━━━ Records provided ━━━

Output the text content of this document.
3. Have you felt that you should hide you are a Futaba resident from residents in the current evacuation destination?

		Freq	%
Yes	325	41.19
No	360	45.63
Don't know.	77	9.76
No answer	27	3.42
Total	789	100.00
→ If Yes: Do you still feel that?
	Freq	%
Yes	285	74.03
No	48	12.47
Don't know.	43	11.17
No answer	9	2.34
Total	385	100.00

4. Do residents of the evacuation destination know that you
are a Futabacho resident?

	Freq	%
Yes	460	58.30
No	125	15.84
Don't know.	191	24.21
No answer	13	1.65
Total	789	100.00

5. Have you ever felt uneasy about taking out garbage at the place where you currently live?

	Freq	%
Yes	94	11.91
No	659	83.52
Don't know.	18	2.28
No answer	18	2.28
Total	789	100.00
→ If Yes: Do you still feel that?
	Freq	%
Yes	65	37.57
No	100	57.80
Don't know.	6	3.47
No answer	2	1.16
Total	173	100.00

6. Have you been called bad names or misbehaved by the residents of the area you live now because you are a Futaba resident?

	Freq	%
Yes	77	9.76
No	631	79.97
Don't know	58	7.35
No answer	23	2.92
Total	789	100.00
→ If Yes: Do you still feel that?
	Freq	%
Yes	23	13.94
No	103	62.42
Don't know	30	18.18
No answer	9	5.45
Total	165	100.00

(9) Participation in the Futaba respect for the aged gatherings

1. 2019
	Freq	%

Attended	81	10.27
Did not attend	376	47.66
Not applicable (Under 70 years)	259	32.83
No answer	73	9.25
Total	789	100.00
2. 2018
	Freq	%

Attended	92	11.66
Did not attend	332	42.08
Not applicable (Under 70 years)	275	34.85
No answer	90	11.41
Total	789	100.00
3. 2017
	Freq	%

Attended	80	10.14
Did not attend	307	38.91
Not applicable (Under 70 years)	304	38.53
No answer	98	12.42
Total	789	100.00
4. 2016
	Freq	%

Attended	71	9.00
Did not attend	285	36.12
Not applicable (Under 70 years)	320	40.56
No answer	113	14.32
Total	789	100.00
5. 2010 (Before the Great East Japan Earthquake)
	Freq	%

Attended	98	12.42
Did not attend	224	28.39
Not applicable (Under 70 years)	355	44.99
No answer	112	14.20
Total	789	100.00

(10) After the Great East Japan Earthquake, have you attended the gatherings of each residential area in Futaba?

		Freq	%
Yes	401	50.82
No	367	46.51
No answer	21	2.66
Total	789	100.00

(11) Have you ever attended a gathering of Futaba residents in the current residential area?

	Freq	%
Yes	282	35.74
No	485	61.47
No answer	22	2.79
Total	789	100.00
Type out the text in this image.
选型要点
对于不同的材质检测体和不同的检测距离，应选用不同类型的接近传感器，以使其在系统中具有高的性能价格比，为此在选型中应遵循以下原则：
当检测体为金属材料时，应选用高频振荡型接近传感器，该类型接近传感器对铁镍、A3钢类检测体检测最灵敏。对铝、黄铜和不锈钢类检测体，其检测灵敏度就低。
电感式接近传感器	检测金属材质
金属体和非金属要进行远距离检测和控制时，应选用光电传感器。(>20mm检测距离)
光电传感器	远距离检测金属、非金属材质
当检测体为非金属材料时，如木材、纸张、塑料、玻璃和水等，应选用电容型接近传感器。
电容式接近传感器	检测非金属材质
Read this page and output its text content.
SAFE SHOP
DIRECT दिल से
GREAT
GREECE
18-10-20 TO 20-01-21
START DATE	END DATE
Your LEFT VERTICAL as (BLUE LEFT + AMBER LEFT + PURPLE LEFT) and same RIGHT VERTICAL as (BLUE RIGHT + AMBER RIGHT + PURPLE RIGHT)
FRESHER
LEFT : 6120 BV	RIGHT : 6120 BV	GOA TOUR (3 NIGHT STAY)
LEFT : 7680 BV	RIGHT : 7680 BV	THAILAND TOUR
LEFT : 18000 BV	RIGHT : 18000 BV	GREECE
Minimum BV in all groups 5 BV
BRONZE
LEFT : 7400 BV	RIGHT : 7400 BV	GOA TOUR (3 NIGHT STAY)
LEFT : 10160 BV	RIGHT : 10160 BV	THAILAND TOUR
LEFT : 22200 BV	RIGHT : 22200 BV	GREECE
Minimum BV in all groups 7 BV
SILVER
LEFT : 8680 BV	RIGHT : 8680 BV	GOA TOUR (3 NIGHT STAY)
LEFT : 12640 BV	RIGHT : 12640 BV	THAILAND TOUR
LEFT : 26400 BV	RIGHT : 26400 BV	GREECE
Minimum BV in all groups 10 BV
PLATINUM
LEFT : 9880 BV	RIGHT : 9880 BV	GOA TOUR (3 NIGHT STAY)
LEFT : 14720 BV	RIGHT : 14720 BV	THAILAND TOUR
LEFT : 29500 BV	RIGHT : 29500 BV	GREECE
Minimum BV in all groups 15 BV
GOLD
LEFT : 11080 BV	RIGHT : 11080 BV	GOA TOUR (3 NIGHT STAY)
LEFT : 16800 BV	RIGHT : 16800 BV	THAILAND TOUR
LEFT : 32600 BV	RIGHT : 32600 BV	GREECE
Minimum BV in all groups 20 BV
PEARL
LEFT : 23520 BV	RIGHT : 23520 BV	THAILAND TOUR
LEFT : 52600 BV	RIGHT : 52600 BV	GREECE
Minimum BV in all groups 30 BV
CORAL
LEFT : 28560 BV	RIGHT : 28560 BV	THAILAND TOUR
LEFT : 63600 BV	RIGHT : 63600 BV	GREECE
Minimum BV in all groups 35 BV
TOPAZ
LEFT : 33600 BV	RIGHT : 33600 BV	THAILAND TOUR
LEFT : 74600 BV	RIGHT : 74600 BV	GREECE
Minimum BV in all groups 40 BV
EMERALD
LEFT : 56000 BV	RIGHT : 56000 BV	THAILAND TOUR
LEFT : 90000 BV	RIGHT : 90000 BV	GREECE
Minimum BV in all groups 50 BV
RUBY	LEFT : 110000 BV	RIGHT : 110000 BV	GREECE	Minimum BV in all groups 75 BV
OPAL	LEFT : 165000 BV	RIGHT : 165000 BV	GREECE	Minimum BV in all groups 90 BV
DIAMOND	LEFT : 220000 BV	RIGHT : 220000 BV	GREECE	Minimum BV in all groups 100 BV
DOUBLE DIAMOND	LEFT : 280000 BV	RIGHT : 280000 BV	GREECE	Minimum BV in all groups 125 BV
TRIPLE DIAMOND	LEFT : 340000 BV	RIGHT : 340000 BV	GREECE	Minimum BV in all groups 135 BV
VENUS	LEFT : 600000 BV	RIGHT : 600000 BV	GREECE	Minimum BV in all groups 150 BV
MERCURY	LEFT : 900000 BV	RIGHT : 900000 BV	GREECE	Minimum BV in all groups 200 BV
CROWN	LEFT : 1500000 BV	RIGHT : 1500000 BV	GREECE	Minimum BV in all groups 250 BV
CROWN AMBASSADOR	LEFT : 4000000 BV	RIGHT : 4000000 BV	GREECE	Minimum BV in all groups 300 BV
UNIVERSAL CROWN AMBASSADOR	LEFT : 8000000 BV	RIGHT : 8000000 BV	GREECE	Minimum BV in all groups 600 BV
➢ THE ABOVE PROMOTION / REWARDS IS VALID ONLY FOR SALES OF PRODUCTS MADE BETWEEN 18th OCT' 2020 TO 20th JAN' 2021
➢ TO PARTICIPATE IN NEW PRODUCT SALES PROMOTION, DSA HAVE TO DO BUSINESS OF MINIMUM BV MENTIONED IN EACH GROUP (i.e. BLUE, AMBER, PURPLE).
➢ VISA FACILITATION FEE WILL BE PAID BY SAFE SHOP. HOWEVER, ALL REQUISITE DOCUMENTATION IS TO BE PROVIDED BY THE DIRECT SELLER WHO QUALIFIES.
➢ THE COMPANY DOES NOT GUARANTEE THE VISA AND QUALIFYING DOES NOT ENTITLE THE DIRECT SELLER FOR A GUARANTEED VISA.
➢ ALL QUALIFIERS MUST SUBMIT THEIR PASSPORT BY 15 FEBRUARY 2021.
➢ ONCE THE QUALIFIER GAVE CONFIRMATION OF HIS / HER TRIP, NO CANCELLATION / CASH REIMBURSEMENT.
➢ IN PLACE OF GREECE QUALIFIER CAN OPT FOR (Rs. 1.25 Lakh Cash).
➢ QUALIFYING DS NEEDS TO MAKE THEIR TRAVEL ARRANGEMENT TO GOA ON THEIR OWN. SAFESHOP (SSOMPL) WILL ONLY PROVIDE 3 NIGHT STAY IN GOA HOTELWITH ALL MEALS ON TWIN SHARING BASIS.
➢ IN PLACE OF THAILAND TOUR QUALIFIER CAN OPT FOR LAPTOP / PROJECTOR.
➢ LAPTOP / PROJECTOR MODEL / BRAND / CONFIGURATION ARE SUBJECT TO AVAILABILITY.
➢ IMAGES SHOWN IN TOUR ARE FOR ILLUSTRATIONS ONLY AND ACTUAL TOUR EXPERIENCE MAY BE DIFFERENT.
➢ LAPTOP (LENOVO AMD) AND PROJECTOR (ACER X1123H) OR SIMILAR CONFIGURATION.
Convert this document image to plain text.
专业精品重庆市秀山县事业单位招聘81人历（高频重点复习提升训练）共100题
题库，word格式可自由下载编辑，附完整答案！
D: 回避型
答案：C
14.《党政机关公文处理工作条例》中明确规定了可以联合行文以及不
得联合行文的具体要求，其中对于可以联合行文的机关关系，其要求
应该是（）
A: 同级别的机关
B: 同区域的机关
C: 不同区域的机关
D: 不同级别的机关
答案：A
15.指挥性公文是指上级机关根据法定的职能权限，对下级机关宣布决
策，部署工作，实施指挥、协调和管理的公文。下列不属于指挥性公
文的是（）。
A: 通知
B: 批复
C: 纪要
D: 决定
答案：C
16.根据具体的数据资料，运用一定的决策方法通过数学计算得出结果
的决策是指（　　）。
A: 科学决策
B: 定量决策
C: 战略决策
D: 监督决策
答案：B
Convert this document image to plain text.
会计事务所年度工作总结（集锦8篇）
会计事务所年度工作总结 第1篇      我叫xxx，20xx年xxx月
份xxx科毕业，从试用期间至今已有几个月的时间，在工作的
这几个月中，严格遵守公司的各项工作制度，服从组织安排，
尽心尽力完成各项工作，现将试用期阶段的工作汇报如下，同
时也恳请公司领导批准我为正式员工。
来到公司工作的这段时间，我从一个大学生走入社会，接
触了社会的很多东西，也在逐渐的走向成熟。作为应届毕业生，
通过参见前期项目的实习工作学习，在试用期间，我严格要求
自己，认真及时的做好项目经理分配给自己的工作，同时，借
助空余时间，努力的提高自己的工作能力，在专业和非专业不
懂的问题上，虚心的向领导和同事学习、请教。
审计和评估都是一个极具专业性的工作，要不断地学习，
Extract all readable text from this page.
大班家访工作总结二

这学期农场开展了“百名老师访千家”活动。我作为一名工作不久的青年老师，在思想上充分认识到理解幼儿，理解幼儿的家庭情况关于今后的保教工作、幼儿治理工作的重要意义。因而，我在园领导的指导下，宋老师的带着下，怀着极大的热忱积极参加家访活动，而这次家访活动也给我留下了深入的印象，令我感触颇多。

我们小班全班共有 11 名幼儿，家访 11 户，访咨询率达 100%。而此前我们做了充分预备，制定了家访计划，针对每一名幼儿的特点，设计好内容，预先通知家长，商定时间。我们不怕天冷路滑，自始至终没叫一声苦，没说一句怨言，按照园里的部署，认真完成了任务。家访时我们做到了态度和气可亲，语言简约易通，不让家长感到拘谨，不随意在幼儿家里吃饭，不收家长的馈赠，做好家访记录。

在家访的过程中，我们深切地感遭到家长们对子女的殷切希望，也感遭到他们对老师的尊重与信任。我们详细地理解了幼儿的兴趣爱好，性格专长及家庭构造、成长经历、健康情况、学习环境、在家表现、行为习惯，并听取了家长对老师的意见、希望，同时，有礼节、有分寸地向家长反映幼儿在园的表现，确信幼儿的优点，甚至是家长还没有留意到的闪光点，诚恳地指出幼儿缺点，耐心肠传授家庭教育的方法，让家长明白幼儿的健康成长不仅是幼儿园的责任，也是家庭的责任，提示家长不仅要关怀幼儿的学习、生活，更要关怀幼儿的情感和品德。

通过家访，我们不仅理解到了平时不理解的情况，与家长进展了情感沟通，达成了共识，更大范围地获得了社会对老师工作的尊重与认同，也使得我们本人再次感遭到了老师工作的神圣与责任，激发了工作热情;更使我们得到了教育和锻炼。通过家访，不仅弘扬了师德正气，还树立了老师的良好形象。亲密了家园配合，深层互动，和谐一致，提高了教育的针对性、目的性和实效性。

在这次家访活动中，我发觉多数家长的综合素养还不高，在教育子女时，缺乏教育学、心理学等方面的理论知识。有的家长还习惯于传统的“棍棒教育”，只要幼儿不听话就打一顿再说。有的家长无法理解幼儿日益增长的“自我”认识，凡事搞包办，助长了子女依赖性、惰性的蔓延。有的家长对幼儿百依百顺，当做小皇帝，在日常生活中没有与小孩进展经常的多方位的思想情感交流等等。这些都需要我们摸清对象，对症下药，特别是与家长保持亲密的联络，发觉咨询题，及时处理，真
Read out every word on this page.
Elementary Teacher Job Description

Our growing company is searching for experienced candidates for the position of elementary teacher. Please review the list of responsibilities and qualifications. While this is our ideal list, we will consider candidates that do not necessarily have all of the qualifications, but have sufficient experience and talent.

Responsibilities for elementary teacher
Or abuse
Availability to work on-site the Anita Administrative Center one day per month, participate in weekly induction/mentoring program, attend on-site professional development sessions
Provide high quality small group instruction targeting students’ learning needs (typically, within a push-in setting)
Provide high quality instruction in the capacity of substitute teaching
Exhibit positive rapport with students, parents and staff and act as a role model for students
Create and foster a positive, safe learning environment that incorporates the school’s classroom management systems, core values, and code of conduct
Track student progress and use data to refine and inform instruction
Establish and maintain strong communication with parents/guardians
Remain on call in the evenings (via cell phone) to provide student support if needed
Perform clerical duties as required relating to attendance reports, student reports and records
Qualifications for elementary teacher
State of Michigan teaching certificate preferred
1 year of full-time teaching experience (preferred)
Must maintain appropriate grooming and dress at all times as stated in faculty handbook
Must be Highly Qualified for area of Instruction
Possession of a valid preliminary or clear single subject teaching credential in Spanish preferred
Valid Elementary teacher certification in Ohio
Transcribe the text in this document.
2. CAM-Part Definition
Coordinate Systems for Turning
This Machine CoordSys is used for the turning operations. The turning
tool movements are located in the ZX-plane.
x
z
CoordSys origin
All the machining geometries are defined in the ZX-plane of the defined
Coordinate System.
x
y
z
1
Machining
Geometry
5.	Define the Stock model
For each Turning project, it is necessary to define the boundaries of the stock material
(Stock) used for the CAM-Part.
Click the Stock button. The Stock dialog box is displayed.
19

━━━

- Exercise prompt: From the entries above, extract every line where the word "CoordSys" appears.

- Expected answer:
This Machine CoordSys is used for the turning operations. The turning
CoordSys origin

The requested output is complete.